* **Short exercise**: Pick out every line in the data below that holds "text".

Stored records:

▬▬▬▬▬▬▬▬▬▬

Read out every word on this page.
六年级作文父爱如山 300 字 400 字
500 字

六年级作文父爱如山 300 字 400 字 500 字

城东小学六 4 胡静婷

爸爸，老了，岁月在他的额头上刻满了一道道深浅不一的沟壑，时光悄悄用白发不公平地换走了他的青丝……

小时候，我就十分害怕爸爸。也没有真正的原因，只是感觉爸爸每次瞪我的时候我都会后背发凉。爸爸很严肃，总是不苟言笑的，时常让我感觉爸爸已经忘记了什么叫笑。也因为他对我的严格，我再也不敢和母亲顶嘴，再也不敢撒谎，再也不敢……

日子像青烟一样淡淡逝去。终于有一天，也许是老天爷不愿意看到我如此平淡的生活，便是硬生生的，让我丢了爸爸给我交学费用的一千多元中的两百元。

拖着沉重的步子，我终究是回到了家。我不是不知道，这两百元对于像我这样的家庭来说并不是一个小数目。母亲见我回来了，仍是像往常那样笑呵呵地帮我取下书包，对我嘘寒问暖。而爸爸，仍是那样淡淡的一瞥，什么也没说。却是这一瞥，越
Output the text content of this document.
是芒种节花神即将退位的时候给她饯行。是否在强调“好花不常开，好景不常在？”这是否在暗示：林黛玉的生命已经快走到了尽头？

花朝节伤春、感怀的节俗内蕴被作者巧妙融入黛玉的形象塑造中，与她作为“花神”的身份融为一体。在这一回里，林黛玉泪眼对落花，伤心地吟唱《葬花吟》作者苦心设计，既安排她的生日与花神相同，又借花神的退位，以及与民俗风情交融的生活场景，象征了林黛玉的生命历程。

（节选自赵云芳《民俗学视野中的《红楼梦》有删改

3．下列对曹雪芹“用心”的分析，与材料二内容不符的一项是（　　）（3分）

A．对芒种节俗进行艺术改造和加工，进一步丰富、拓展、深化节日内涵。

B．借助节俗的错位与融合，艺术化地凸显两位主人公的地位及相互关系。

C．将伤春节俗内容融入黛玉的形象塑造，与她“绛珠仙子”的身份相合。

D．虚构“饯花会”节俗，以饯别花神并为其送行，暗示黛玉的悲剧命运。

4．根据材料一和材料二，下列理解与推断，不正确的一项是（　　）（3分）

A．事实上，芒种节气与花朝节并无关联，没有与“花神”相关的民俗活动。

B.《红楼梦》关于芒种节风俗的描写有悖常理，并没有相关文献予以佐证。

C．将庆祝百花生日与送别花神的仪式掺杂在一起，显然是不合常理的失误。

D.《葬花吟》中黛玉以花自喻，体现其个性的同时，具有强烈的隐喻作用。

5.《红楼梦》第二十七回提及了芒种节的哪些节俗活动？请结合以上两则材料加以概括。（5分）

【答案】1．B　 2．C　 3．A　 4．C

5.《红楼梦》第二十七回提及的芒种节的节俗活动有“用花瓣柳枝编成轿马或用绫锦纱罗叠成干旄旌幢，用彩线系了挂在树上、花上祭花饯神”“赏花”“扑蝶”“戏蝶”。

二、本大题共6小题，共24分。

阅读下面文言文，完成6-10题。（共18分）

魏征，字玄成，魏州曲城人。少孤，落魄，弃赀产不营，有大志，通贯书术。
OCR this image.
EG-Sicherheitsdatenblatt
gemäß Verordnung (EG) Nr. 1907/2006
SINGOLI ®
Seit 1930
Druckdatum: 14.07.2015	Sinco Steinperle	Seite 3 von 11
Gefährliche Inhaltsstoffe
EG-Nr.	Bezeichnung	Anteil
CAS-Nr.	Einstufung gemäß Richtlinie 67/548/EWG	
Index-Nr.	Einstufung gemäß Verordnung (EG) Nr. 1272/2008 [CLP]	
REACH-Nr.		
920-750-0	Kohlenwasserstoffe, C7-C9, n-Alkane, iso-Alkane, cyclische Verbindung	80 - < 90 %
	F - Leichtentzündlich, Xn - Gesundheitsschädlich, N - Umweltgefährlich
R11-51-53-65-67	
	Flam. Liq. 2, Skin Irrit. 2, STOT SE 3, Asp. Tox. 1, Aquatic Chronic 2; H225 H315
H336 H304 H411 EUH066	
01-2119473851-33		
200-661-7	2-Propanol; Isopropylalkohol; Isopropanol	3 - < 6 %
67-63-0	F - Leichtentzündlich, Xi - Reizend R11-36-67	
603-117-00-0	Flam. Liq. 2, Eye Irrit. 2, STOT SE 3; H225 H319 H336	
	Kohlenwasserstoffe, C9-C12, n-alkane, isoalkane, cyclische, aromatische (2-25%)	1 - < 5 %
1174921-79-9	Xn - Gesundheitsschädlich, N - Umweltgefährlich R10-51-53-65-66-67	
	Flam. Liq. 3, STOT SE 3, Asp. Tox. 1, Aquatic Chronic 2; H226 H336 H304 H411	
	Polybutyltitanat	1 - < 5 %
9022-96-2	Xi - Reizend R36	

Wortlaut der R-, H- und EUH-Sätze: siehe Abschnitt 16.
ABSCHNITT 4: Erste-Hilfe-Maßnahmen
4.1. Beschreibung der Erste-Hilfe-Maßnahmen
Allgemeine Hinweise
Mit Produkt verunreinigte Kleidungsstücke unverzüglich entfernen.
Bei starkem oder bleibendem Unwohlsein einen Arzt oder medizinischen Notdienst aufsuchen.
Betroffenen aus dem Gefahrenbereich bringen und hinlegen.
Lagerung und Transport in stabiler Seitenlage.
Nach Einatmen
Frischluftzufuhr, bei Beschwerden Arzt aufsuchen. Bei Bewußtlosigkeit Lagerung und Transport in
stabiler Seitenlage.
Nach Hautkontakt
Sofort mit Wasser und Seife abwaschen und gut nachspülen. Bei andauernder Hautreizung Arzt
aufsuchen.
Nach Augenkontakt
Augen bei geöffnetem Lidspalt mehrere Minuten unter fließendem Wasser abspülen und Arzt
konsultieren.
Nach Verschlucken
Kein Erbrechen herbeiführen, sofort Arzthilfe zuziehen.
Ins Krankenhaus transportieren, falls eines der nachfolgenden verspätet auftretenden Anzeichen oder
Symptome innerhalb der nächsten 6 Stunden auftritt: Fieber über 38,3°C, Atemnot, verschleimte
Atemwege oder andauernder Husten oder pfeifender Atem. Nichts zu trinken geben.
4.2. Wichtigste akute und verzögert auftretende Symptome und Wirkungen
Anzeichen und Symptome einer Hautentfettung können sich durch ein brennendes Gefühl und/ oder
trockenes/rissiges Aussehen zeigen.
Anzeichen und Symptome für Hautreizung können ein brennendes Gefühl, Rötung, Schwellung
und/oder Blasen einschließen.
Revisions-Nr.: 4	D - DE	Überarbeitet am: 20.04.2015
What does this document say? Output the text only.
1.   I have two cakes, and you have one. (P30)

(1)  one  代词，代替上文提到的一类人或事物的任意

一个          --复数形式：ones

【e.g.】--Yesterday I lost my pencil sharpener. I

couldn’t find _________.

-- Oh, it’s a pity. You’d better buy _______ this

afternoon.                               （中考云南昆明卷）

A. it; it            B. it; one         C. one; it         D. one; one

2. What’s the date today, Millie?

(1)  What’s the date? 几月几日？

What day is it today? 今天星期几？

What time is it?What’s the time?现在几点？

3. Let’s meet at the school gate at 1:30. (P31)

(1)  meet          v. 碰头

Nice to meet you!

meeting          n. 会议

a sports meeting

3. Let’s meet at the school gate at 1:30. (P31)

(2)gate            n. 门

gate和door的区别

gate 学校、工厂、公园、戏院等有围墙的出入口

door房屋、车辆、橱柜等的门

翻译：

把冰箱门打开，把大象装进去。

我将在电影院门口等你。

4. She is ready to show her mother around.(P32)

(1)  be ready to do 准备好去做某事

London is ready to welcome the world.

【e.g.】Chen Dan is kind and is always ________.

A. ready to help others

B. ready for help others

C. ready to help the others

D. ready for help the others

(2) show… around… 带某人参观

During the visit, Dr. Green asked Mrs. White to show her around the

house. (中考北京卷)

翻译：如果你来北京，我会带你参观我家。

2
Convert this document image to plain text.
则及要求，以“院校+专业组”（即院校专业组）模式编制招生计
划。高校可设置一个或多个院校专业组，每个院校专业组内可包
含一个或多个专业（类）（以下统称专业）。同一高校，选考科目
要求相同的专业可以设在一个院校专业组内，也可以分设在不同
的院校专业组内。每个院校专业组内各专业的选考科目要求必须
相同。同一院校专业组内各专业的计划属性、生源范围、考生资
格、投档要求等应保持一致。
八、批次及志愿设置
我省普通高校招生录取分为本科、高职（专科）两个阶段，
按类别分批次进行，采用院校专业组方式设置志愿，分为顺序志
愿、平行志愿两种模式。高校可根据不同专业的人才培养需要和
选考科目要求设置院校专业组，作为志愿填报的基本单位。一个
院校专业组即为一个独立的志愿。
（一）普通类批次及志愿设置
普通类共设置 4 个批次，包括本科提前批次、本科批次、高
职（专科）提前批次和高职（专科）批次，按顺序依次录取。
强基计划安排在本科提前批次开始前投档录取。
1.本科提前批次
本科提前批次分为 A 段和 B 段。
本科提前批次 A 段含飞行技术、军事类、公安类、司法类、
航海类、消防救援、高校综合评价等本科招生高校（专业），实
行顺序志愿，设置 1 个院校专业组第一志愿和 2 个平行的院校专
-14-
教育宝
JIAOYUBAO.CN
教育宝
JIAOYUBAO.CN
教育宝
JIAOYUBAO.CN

▬▬▬▬▬▬▬▬▬▬

* **Response**:
Output the text content of this document.
What does this document say? Output the text only.
Convert this document image to plain text.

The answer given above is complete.